Estratto:
□ □ □

Sarebbe vana, illusoria, follemente colpevole la fatica di tutti coloro i quali, e sono tanti e son molti, espongono e donano la loro vita.
A conclusione, più che mai opportune e indicative le parole di Alessandro Magno al calzolaio che criticava i calzari del grande ritratto che Apelle aveva dipinto per lui. I primi due interventi furono accolti con benevolenza. Con entusiasmo il ciabattino osò intervenire per commentare i ginocchi. Alessandro gli ordinò: “Ne supra crepidam sutor” (“Calzolaio non oltre i calzari”): “Scappareddu, stattiti mutu!”.
 
Mons. Eugenio Foti



venerdì 21 febbraio 2020

LA MACCHINA DEL FANGO A RITROSO NELLA STORIA

Oggi la si chiama così, ma siccome tale espressione altro non è che sinonimo di diffamazione, vorremmo far notare che essa è esistita da sempre ed è un trucco che si usa per eliminare gli avversari politici o gli alleati scomodi.

□ □ □

Dettagli del compito: Prosegui l'estratto sulla macchina del fango a partire dall'ultima frase riportata.

Dati disponibili:
□ □ □

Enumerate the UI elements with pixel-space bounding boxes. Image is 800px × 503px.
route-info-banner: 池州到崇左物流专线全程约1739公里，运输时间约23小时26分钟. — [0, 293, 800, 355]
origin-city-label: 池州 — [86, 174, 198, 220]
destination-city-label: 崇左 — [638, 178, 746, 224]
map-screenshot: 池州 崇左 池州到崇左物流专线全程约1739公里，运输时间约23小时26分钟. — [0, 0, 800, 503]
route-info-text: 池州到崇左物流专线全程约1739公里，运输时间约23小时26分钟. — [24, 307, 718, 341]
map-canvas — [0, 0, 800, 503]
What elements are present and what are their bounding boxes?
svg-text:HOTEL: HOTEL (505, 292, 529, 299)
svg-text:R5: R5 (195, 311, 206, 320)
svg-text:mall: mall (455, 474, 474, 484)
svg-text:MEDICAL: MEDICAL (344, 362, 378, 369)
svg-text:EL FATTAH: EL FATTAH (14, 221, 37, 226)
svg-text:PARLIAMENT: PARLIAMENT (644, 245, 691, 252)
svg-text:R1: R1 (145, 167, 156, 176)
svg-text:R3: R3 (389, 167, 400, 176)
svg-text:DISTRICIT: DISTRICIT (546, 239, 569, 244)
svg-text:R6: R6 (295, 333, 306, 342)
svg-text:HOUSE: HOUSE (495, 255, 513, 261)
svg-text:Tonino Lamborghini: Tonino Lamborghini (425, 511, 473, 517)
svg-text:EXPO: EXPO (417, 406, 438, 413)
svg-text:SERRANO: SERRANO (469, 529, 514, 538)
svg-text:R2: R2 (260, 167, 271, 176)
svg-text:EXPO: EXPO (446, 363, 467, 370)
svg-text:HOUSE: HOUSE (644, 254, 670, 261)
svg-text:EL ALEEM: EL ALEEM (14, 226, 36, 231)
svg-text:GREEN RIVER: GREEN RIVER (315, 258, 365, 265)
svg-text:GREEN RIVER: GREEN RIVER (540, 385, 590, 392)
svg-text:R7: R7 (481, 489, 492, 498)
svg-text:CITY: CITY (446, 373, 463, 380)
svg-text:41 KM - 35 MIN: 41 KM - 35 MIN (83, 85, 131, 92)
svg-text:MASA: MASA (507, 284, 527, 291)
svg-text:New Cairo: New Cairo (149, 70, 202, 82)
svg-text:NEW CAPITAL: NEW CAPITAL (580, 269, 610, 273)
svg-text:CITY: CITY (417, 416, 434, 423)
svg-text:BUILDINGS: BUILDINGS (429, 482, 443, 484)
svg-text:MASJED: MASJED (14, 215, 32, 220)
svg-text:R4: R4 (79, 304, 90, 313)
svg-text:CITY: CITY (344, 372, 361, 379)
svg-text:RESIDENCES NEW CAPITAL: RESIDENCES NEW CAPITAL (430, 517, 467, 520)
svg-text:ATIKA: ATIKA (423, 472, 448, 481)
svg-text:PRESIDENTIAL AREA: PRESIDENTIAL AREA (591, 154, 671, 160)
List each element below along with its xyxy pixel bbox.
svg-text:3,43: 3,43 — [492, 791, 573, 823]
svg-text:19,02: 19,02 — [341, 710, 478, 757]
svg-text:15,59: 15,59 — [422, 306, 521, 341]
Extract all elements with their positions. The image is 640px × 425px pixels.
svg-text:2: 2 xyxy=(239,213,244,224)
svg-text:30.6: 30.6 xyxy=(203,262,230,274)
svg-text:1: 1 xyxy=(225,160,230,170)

□ □ □

Risposta scritta:
Volendo andare molto indietro nel tempo, prendo in prestito l’esempio che segue da una splendida conferenza di qualche anno fa di Tindaro Gatani, che fece notare come il più antico esempio documentato di manipolazione occulta dell’informazione è il Liber ad honorem Augusti (opera in distici e in tre libri della fine del XII secolo, nella quale celebrò la conquista del Regno di Sicilia, tessendo le lodi dell'Imperatore Enrico VI), di Pietro da Eboli, poeta e cronista (probabilmente un chierico) che è anche, in assoluto, la prima storia per immagini, il cui prezioso manoscritto originale è conservato presso la Burgerbiblkiothek di Berna.
Nel corso della conferenza, Tindaro Gatani, con l’aiuto dei versi e di alcune immagini originali, che qui riproponiamo, spiegò l’orribile calunnia che portò alla caduta del regno normanno di Tancredi di Lecce e all’avvento di quello svevo con Enrico VI, figlio di Federico Barbarossa e sposo di Costanza di Altavilla. Tancredi è raffigurato nel manoscritto, come si può vedere, col volto di scimmia e Ursone, “medico rinomato e pieno di dignità”, mentre auspica che sia cancellato per sempre il giorno


in cui Tancredi ricevette lo scettro di re”, spiega al Poeta che quell’aborto di natura (Tancredi!) era dovuto al fatto che “non hanno depositato il loro seme in Tancredi entrambi i genitori, e, se anche lo hanno fatto, non si sono integrati bene. Il padre era un duca di sangue reale e la madre donna di stirpe modesta (…) la bassa condizione non può mischiarsi con la nobiltà”. Un “ventre vile rivomita il liquido virile e l’uomo è concepito dal solo seme materno”. “Un embrione sventurato” genera allora “un mostro detestabile”. Cosa che succede anche nel mondo animale quando una capra...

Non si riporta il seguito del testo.